* **Extracted entries**:
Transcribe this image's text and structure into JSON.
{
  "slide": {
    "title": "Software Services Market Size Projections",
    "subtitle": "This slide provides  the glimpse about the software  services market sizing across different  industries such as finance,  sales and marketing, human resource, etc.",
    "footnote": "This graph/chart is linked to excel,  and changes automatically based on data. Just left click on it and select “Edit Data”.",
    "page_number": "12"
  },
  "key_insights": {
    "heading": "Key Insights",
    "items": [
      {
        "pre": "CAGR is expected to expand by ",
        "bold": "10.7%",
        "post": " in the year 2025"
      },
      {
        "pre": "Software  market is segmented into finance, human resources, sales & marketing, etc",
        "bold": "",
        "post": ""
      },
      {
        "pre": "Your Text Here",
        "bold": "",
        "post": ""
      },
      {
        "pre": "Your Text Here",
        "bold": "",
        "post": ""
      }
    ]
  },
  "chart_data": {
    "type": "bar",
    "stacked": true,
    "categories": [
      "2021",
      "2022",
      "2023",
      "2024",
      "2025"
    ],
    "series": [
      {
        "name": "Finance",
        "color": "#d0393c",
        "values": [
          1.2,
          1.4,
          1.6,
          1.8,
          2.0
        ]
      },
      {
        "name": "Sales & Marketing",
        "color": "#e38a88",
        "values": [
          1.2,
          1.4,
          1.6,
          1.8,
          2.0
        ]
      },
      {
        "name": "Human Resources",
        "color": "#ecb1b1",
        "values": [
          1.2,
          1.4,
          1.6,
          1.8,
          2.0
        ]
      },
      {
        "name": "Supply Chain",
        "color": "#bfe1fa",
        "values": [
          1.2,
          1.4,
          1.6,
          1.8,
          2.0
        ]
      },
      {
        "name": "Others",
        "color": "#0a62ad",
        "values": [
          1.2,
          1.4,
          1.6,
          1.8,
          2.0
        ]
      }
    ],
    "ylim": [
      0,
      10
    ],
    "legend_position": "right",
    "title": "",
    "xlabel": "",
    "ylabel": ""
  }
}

* **Required work**:
Write each line above out exactly.

* **Solution to this exercise**:
Transcribe this image's text and structure into JSON.
{
  "slide": {
    "title": "Software Services Market Size Projections",
    "subtitle": "This slide provides  the glimpse about the software  services market sizing across different  industries such as finance,  sales and marketing, human resource, etc.",
    "footnote": "This graph/chart is linked to excel,  and changes automatically based on data. Just left click on it and select “Edit Data”.",
    "page_number": "12"
  },
  "key_insights": {
    "heading": "Key Insights",
    "items": [
      {
        "pre": "CAGR is expected to expand by ",
        "bold": "10.7%",
        "post": " in the year 2025"
      },
      {
        "pre": "Software  market is segmented into finance, human resources, sales & marketing, etc",
        "bold": "",
        "post": ""
      },
      {
        "pre": "Your Text Here",
        "bold": "",
        "post": ""
      },
      {
        "pre": "Your Text Here",
        "bold": "",
        "post": ""
      }
    ]
  },
  "chart_data": {
    "type": "bar",
    "stacked": true,
    "categories": [
      "2021",
      "2022",
      "2023",
      "2024",
      "2025"
    ],
    "series": [
      {
        "name": "Finance",
        "color": "#d0393c",
        "values": [
          1.2,
          1.4,
          1.6,
          1.8,
          2.0
        ]
      },
      {
        "name": "Sales & Marketing",
        "color": "#e38a88",
        "values": [
          1.2,
          1.4,
          1.6,
          1.8,
          2.0
        ]
      },
      {
        "name": "Human Resources",
        "color": "#ecb1b1",
        "values": [
          1.2,
          1.4,
          1.6,
          1.8,
          2.0
        ]
      },
      {
        "name": "Supply Chain",
        "color": "#bfe1fa",
        "values": [
          1.2,
          1.4,
          1.6,
          1.8,
          2.0
        ]
      },
      {
        "name": "Others",
        "color": "#0a62ad",
        "values": [
          1.2,
          1.4,
          1.6,
          1.8,
          2.0
        ]
      }
    ],
    "ylim": [
      0,
      10
    ],
    "legend_position": "right",
    "title": "",
    "xlabel": "",
    "ylabel": ""
  }
}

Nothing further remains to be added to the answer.